=== Dataset records ===

▬▬▬▬▬▬

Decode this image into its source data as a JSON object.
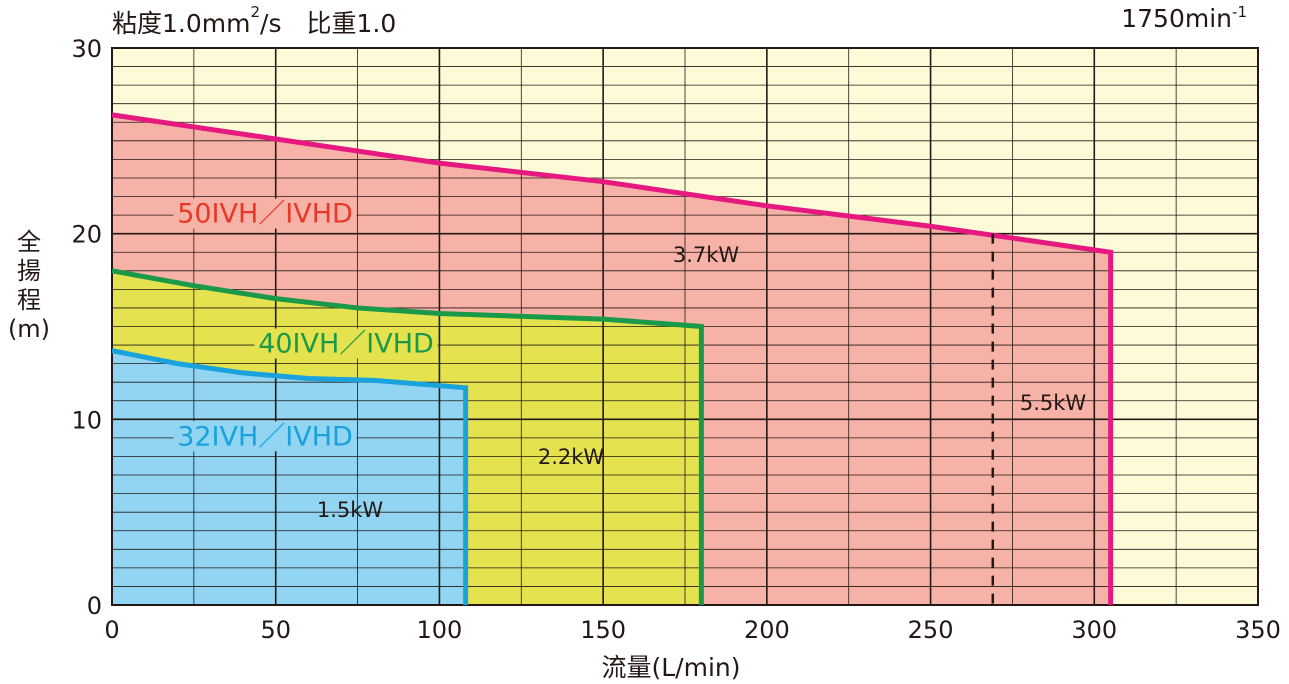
{
  "header": {
    "left": "粘度1.0mm",
    "left_sup": "2",
    "left_rest": "/s　比重1.0",
    "right": "1750min",
    "right_sup": "-1"
  },
  "y_axis_label": {
    "chars": [
      "全",
      "揚",
      "程"
    ],
    "unit": "(m)"
  },
  "x_axis_label": "流量(L/min)",
  "chart_data": {
    "type": "area",
    "xlabel": "流量(L/min)",
    "ylabel": "全揚程(m)",
    "xlim": [
      0,
      350
    ],
    "ylim": [
      0,
      30
    ],
    "x_ticks": [
      0,
      50,
      100,
      150,
      200,
      250,
      300,
      350
    ],
    "y_ticks": [
      0,
      10,
      20,
      30
    ],
    "grid": true,
    "background_color": "#fdfbd7",
    "grid_color": "#231815",
    "regions": [
      {
        "name": "50IVH／IVHD",
        "power_label": "3.7kW",
        "fill": "#f7b2a8",
        "stroke": "#e5197f",
        "label_color": "#e83828",
        "curve": [
          [
            0,
            26.4
          ],
          [
            50,
            25.1
          ],
          [
            100,
            23.8
          ],
          [
            150,
            22.8
          ],
          [
            200,
            21.5
          ],
          [
            250,
            20.4
          ],
          [
            305,
            19.0
          ]
        ],
        "max_flow": 305
      },
      {
        "name": "40IVH／IVHD",
        "power_label": "2.2kW",
        "fill": "#e4e34f",
        "stroke": "#1a9a48",
        "label_color": "#1a9a48",
        "curve": [
          [
            0,
            18.0
          ],
          [
            25,
            17.2
          ],
          [
            50,
            16.5
          ],
          [
            75,
            16.0
          ],
          [
            100,
            15.7
          ],
          [
            150,
            15.4
          ],
          [
            180,
            15.0
          ]
        ],
        "max_flow": 180
      },
      {
        "name": "32IVH／IVHD",
        "power_label": "1.5kW",
        "fill": "#91d5f2",
        "stroke": "#19a2dc",
        "label_color": "#19a2dc",
        "curve": [
          [
            0,
            13.7
          ],
          [
            20,
            13.0
          ],
          [
            40,
            12.5
          ],
          [
            60,
            12.2
          ],
          [
            80,
            12.1
          ],
          [
            108,
            11.7
          ]
        ],
        "max_flow": 108
      }
    ],
    "dashed_divider": {
      "x": 269,
      "y_top": 20.0,
      "label_right": "5.5kW",
      "label_left": "3.7kW"
    }
  }
}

▬▬▬▬▬▬

=== Task to complete ===
Return every line above in which the string "stroke" occurs.

=== Response to this task ===
        "stroke": "#e5197f",
        "stroke": "#1a9a48",
        "stroke": "#19a2dc",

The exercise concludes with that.